##### Record extracts
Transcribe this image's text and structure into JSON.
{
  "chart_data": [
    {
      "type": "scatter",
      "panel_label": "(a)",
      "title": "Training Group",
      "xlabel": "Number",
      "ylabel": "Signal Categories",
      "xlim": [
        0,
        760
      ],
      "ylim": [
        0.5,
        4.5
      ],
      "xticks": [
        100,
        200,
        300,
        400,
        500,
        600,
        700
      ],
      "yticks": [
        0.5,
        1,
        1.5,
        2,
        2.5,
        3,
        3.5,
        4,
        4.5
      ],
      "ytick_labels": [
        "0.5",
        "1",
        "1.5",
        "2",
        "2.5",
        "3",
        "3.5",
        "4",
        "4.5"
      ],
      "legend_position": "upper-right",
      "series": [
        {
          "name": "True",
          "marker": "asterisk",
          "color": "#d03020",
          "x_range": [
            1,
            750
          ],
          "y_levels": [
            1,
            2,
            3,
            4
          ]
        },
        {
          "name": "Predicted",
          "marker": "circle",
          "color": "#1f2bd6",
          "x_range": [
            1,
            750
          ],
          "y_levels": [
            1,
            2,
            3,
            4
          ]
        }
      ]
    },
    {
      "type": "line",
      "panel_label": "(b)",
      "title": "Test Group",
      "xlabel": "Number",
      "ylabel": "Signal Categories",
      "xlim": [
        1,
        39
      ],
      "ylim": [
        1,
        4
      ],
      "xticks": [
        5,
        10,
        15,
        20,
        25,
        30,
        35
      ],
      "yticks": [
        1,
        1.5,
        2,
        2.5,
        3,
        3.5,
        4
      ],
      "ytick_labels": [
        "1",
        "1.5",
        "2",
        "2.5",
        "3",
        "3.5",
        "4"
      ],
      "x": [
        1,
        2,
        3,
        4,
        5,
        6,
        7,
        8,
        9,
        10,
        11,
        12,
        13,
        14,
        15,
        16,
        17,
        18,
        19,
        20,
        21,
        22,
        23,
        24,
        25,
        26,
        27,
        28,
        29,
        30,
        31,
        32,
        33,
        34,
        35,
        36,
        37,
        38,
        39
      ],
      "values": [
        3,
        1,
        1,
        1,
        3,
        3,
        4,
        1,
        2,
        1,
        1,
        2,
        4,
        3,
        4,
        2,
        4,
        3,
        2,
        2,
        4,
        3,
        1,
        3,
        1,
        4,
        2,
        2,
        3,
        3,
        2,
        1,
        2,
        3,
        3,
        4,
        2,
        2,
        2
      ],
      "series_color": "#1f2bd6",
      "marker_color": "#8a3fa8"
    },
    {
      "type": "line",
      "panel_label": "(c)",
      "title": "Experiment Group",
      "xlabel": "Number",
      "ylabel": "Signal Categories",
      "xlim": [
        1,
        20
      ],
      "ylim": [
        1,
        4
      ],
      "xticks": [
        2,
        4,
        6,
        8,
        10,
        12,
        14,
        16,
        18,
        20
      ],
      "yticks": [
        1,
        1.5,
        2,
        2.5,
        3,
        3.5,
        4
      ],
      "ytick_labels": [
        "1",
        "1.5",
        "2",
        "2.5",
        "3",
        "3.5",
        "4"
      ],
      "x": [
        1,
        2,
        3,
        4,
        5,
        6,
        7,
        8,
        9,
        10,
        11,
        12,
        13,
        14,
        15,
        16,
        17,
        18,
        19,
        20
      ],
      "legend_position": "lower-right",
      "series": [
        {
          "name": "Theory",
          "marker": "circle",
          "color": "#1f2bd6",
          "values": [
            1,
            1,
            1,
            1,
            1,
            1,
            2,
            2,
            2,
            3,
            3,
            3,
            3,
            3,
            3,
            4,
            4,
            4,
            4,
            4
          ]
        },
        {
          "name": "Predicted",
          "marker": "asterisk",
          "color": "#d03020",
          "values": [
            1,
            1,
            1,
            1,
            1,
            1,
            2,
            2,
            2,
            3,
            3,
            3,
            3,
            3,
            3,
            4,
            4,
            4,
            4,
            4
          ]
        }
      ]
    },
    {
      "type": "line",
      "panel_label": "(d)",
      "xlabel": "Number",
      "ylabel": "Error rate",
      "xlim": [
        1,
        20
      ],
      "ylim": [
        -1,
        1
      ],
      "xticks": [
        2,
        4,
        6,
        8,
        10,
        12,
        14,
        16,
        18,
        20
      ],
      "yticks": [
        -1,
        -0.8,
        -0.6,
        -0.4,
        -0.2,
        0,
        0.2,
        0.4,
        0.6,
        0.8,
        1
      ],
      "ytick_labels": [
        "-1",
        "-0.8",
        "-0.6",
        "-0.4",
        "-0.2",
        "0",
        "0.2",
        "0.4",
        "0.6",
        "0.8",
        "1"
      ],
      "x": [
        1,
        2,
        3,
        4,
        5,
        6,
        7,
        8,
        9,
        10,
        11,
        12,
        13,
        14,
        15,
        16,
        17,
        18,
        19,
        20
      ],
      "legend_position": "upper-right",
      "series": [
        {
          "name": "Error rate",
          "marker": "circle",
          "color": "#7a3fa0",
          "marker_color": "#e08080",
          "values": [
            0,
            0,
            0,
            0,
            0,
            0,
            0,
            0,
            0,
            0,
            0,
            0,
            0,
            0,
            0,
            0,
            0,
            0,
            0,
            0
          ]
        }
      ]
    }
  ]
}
##########
Work instructions
Give the listing again, word for word.

Solution for this exercise
Transcribe this image's text and structure into JSON.
{
  "chart_data": [
    {
      "type": "scatter",
      "panel_label": "(a)",
      "title": "Training Group",
      "xlabel": "Number",
      "ylabel": "Signal Categories",
      "xlim": [
        0,
        760
      ],
      "ylim": [
        0.5,
        4.5
      ],
      "xticks": [
        100,
        200,
        300,
        400,
        500,
        600,
        700
      ],
      "yticks": [
        0.5,
        1,
        1.5,
        2,
        2.5,
        3,
        3.5,
        4,
        4.5
      ],
      "ytick_labels": [
        "0.5",
        "1",
        "1.5",
        "2",
        "2.5",
        "3",
        "3.5",
        "4",
        "4.5"
      ],
      "legend_position": "upper-right",
      "series": [
        {
          "name": "True",
          "marker": "asterisk",
          "color": "#d03020",
          "x_range": [
            1,
            750
          ],
          "y_levels": [
            1,
            2,
            3,
            4
          ]
        },
        {
          "name": "Predicted",
          "marker": "circle",
          "color": "#1f2bd6",
          "x_range": [
            1,
            750
          ],
          "y_levels": [
            1,
            2,
            3,
            4
          ]
        }
      ]
    },
    {
      "type": "line",
      "panel_label": "(b)",
      "title": "Test Group",
      "xlabel": "Number",
      "ylabel": "Signal Categories",
      "xlim": [
        1,
        39
      ],
      "ylim": [
        1,
        4
      ],
      "xticks": [
        5,
        10,
        15,
        20,
        25,
        30,
        35
      ],
      "yticks": [
        1,
        1.5,
        2,
        2.5,
        3,
        3.5,
        4
      ],
      "ytick_labels": [
        "1",
        "1.5",
        "2",
        "2.5",
        "3",
        "3.5",
        "4"
      ],
      "x": [
        1,
        2,
        3,
        4,
        5,
        6,
        7,
        8,
        9,
        10,
        11,
        12,
        13,
        14,
        15,
        16,
        17,
        18,
        19,
        20,
        21,
        22,
        23,
        24,
        25,
        26,
        27,
        28,
        29,
        30,
        31,
        32,
        33,
        34,
        35,
        36,
        37,
        38,
        39
      ],
      "values": [
        3,
        1,
        1,
        1,
        3,
        3,
        4,
        1,
        2,
        1,
        1,
        2,
        4,
        3,
        4,
        2,
        4,
        3,
        2,
        2,
        4,
        3,
        1,
        3,
        1,
        4,
        2,
        2,
        3,
        3,
        2,
        1,
        2,
        3,
        3,
        4,
        2,
        2,
        2
      ],
      "series_color": "#1f2bd6",
      "marker_color": "#8a3fa8"
    },
    {
      "type": "line",
      "panel_label": "(c)",
      "title": "Experiment Group",
      "xlabel": "Number",
      "ylabel": "Signal Categories",
      "xlim": [
        1,
        20
      ],
      "ylim": [
        1,
        4
      ],
      "xticks": [
        2,
        4,
        6,
        8,
        10,
        12,
        14,
        16,
        18,
        20
      ],
      "yticks": [
        1,
        1.5,
        2,
        2.5,
        3,
        3.5,
        4
      ],
      "ytick_labels": [
        "1",
        "1.5",
        "2",
        "2.5",
        "3",
        "3.5",
        "4"
      ],
      "x": [
        1,
        2,
        3,
        4,
        5,
        6,
        7,
        8,
        9,
        10,
        11,
        12,
        13,
        14,
        15,
        16,
        17,
        18,
        19,
        20
      ],
      "legend_position": "lower-right",
      "series": [
        {
          "name": "Theory",
          "marker": "circle",
          "color": "#1f2bd6",
          "values": [
            1,
            1,
            1,
            1,
            1,
            1,
            2,
            2,
            2,
            3,
            3,
            3,
            3,
            3,
            3,
            4,
            4,
            4,
            4,
            4
          ]
        },
        {
          "name": "Predicted",
          "marker": "asterisk",
          "color": "#d03020",
          "values": [
            1,
            1,
            1,
            1,
            1,
            1,
            2,
            2,
            2,
            3,
            3,
            3,
            3,
            3,
            3,
            4,
            4,
            4,
            4,
            4
          ]
        }
      ]
    },
    {
      "type": "line",
      "panel_label": "(d)",
      "xlabel": "Number",
      "ylabel": "Error rate",
      "xlim": [
        1,
        20
      ],
      "ylim": [
        -1,
        1
      ],
      "xticks": [
        2,
        4,
        6,
        8,
        10,
        12,
        14,
        16,
        18,
        20
      ],
      "yticks": [
        -1,
        -0.8,
        -0.6,
        -0.4,
        -0.2,
        0,
        0.2,
        0.4,
        0.6,
        0.8,
        1
      ],
      "ytick_labels": [
        "-1",
        "-0.8",
        "-0.6",
        "-0.4",
        "-0.2",
        "0",
        "0.2",
        "0.4",
        "0.6",
        "0.8",
        "1"
      ],
      "x": [
        1,
        2,
        3,
        4,
        5,
        6,
        7,
        8,
        9,
        10,
        11,
        12,
        13,
        14,
        15,
        16,
        17,
        18,
        19,
        20
      ],
      "legend_position": "upper-right",
      "series": [
        {
          "name": "Error rate",
          "marker": "circle",
          "color": "#7a3fa0",
          "marker_color": "#e08080",
          "values": [
            0,
            0,
            0,
            0,
            0,
            0,
            0,
            0,
            0,
            0,
            0,
            0,
            0,
            0,
            0,
            0,
            0,
            0,
            0,
            0
          ]
        }
      ]
    }
  ]
}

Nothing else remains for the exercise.